-- Begin Dataset entries --
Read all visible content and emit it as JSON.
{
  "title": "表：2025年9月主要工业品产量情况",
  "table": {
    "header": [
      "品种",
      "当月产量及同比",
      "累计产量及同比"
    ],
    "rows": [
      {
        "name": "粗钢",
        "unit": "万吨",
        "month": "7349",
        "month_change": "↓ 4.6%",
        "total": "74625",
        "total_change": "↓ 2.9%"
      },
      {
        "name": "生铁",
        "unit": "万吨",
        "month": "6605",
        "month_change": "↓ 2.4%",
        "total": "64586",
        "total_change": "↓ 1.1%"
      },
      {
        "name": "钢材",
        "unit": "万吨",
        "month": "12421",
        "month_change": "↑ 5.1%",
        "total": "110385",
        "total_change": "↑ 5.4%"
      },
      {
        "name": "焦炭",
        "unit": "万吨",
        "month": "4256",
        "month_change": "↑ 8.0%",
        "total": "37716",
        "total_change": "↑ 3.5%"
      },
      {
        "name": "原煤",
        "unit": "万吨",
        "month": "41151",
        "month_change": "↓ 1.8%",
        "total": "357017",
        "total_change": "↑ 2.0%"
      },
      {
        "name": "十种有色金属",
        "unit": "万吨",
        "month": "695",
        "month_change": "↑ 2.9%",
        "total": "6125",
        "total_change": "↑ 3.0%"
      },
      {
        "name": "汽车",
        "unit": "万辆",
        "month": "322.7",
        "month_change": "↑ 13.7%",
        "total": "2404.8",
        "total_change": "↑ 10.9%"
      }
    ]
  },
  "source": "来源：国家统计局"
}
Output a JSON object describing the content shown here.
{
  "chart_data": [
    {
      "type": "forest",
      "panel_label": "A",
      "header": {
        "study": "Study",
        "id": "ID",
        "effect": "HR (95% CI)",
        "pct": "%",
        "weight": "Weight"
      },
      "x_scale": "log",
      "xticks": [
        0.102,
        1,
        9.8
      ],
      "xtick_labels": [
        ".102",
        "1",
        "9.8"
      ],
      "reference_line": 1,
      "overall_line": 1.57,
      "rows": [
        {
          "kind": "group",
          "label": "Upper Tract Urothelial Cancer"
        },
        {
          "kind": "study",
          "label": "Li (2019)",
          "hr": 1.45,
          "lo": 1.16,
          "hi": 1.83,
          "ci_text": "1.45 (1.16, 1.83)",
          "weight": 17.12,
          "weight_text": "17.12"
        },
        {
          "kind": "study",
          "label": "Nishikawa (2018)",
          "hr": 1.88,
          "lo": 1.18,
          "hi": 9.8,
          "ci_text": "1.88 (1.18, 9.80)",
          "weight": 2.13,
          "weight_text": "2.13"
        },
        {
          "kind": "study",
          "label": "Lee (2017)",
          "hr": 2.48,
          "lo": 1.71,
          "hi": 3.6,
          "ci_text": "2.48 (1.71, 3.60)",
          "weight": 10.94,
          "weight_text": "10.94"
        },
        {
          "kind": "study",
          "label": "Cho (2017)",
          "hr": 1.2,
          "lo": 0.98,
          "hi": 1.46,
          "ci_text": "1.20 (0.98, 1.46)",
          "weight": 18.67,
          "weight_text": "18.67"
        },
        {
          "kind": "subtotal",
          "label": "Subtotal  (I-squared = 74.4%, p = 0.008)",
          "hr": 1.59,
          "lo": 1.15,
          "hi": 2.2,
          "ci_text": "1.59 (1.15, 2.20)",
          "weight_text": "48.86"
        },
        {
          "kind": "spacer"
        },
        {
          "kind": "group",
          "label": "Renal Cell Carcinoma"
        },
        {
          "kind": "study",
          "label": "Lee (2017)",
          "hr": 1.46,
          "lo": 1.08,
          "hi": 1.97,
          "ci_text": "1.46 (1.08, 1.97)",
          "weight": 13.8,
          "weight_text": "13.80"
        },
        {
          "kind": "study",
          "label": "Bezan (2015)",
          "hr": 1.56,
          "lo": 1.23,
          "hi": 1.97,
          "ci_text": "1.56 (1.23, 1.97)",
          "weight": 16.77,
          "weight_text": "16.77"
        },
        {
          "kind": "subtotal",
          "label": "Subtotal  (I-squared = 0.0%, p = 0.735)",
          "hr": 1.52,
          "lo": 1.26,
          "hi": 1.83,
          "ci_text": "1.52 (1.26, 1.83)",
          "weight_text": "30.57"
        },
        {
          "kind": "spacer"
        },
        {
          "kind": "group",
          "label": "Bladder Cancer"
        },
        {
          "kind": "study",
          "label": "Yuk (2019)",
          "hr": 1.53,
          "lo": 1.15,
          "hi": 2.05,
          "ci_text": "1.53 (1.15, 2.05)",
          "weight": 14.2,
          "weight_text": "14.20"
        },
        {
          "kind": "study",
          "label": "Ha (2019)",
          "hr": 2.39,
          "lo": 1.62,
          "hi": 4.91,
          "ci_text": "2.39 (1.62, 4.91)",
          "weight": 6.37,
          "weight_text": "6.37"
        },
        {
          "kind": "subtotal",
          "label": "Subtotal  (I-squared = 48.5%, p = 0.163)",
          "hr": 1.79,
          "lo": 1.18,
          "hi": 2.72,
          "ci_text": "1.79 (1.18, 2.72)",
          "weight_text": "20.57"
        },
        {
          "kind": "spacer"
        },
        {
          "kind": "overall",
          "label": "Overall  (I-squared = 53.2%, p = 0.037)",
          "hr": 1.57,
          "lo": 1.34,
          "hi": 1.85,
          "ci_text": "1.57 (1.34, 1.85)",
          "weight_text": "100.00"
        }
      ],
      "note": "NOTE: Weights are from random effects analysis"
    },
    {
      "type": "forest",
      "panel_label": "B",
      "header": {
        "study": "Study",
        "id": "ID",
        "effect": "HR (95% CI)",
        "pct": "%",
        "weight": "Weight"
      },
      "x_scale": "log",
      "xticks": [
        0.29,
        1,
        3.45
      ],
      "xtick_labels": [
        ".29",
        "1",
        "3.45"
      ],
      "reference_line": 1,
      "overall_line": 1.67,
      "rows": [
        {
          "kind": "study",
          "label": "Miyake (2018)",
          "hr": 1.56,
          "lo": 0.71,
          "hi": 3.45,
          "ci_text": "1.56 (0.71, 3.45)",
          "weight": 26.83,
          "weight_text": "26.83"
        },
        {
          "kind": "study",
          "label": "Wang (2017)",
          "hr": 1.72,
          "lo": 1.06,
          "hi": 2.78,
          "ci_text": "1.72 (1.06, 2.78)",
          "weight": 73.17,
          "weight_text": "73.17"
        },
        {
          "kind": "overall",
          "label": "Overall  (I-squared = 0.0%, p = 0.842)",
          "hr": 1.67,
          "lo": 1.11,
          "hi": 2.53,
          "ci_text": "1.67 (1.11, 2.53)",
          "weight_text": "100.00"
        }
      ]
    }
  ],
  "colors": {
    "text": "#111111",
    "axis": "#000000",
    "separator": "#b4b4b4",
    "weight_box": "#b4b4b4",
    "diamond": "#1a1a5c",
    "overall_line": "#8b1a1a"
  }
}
-- End Dataset entries --
Reproduce the data in its entirety, matching each character.

▸ **Task result**:
Read all visible content and emit it as JSON.
{
  "title": "表：2025年9月主要工业品产量情况",
  "table": {
    "header": [
      "品种",
      "当月产量及同比",
      "累计产量及同比"
    ],
    "rows": [
      {
        "name": "粗钢",
        "unit": "万吨",
        "month": "7349",
        "month_change": "↓ 4.6%",
        "total": "74625",
        "total_change": "↓ 2.9%"
      },
      {
        "name": "生铁",
        "unit": "万吨",
        "month": "6605",
        "month_change": "↓ 2.4%",
        "total": "64586",
        "total_change": "↓ 1.1%"
      },
      {
        "name": "钢材",
        "unit": "万吨",
        "month": "12421",
        "month_change": "↑ 5.1%",
        "total": "110385",
        "total_change": "↑ 5.4%"
      },
      {
        "name": "焦炭",
        "unit": "万吨",
        "month": "4256",
        "month_change": "↑ 8.0%",
        "total": "37716",
        "total_change": "↑ 3.5%"
      },
      {
        "name": "原煤",
        "unit": "万吨",
        "month": "41151",
        "month_change": "↓ 1.8%",
        "total": "357017",
        "total_change": "↑ 2.0%"
      },
      {
        "name": "十种有色金属",
        "unit": "万吨",
        "month": "695",
        "month_change": "↑ 2.9%",
        "total": "6125",
        "total_change": "↑ 3.0%"
      },
      {
        "name": "汽车",
        "unit": "万辆",
        "month": "322.7",
        "month_change": "↑ 13.7%",
        "total": "2404.8",
        "total_change": "↑ 10.9%"
      }
    ]
  },
  "source": "来源：国家统计局"
}
Output a JSON object describing the content shown here.
{
  "chart_data": [
    {
      "type": "forest",
      "panel_label": "A",
      "header": {
        "study": "Study",
        "id": "ID",
        "effect": "HR (95% CI)",
        "pct": "%",
        "weight": "Weight"
      },
      "x_scale": "log",
      "xticks": [
        0.102,
        1,
        9.8
      ],
      "xtick_labels": [
        ".102",
        "1",
        "9.8"
      ],
      "reference_line": 1,
      "overall_line": 1.57,
      "rows": [
        {
          "kind": "group",
          "label": "Upper Tract Urothelial Cancer"
        },
        {
          "kind": "study",
          "label": "Li (2019)",
          "hr": 1.45,
          "lo": 1.16,
          "hi": 1.83,
          "ci_text": "1.45 (1.16, 1.83)",
          "weight": 17.12,
          "weight_text": "17.12"
        },
        {
          "kind": "study",
          "label": "Nishikawa (2018)",
          "hr": 1.88,
          "lo": 1.18,
          "hi": 9.8,
          "ci_text": "1.88 (1.18, 9.80)",
          "weight": 2.13,
          "weight_text": "2.13"
        },
        {
          "kind": "study",
          "label": "Lee (2017)",
          "hr": 2.48,
          "lo": 1.71,
          "hi": 3.6,
          "ci_text": "2.48 (1.71, 3.60)",
          "weight": 10.94,
          "weight_text": "10.94"
        },
        {
          "kind": "study",
          "label": "Cho (2017)",
          "hr": 1.2,
          "lo": 0.98,
          "hi": 1.46,
          "ci_text": "1.20 (0.98, 1.46)",
          "weight": 18.67,
          "weight_text": "18.67"
        },
        {
          "kind": "subtotal",
          "label": "Subtotal  (I-squared = 74.4%, p = 0.008)",
          "hr": 1.59,
          "lo": 1.15,
          "hi": 2.2,
          "ci_text": "1.59 (1.15, 2.20)",
          "weight_text": "48.86"
        },
        {
          "kind": "spacer"
        },
        {
          "kind": "group",
          "label": "Renal Cell Carcinoma"
        },
        {
          "kind": "study",
          "label": "Lee (2017)",
          "hr": 1.46,
          "lo": 1.08,
          "hi": 1.97,
          "ci_text": "1.46 (1.08, 1.97)",
          "weight": 13.8,
          "weight_text": "13.80"
        },
        {
          "kind": "study",
          "label": "Bezan (2015)",
          "hr": 1.56,
          "lo": 1.23,
          "hi": 1.97,
          "ci_text": "1.56 (1.23, 1.97)",
          "weight": 16.77,
          "weight_text": "16.77"
        },
        {
          "kind": "subtotal",
          "label": "Subtotal  (I-squared = 0.0%, p = 0.735)",
          "hr": 1.52,
          "lo": 1.26,
          "hi": 1.83,
          "ci_text": "1.52 (1.26, 1.83)",
          "weight_text": "30.57"
        },
        {
          "kind": "spacer"
        },
        {
          "kind": "group",
          "label": "Bladder Cancer"
        },
        {
          "kind": "study",
          "label": "Yuk (2019)",
          "hr": 1.53,
          "lo": 1.15,
          "hi": 2.05,
          "ci_text": "1.53 (1.15, 2.05)",
          "weight": 14.2,
          "weight_text": "14.20"
        },
        {
          "kind": "study",
          "label": "Ha (2019)",
          "hr": 2.39,
          "lo": 1.62,
          "hi": 4.91,
          "ci_text": "2.39 (1.62, 4.91)",
          "weight": 6.37,
          "weight_text": "6.37"
        },
        {
          "kind": "subtotal",
          "label": "Subtotal  (I-squared = 48.5%, p = 0.163)",
          "hr": 1.79,
          "lo": 1.18,
          "hi": 2.72,
          "ci_text": "1.79 (1.18, 2.72)",
          "weight_text": "20.57"
        },
        {
          "kind": "spacer"
        },
        {
          "kind": "overall",
          "label": "Overall  (I-squared = 53.2%, p = 0.037)",
          "hr": 1.57,
          "lo": 1.34,
          "hi": 1.85,
          "ci_text": "1.57 (1.34, 1.85)",
          "weight_text": "100.00"
        }
      ],
      "note": "NOTE: Weights are from random effects analysis"
    },
    {
      "type": "forest",
      "panel_label": "B",
      "header": {
        "study": "Study",
        "id": "ID",
        "effect": "HR (95% CI)",
        "pct": "%",
        "weight": "Weight"
      },
      "x_scale": "log",
      "xticks": [
        0.29,
        1,
        3.45
      ],
      "xtick_labels": [
        ".29",
        "1",
        "3.45"
      ],
      "reference_line": 1,
      "overall_line": 1.67,
      "rows": [
        {
          "kind": "study",
          "label": "Miyake (2018)",
          "hr": 1.56,
          "lo": 0.71,
          "hi": 3.45,
          "ci_text": "1.56 (0.71, 3.45)",
          "weight": 26.83,
          "weight_text": "26.83"
        },
        {
          "kind": "study",
          "label": "Wang (2017)",
          "hr": 1.72,
          "lo": 1.06,
          "hi": 2.78,
          "ci_text": "1.72 (1.06, 2.78)",
          "weight": 73.17,
          "weight_text": "73.17"
        },
        {
          "kind": "overall",
          "label": "Overall  (I-squared = 0.0%, p = 0.842)",
          "hr": 1.67,
          "lo": 1.11,
          "hi": 2.53,
          "ci_text": "1.67 (1.11, 2.53)",
          "weight_text": "100.00"
        }
      ]
    }
  ],
  "colors": {
    "text": "#111111",
    "axis": "#000000",
    "separator": "#b4b4b4",
    "weight_box": "#b4b4b4",
    "diamond": "#1a1a5c",
    "overall_line": "#8b1a1a"
  }
}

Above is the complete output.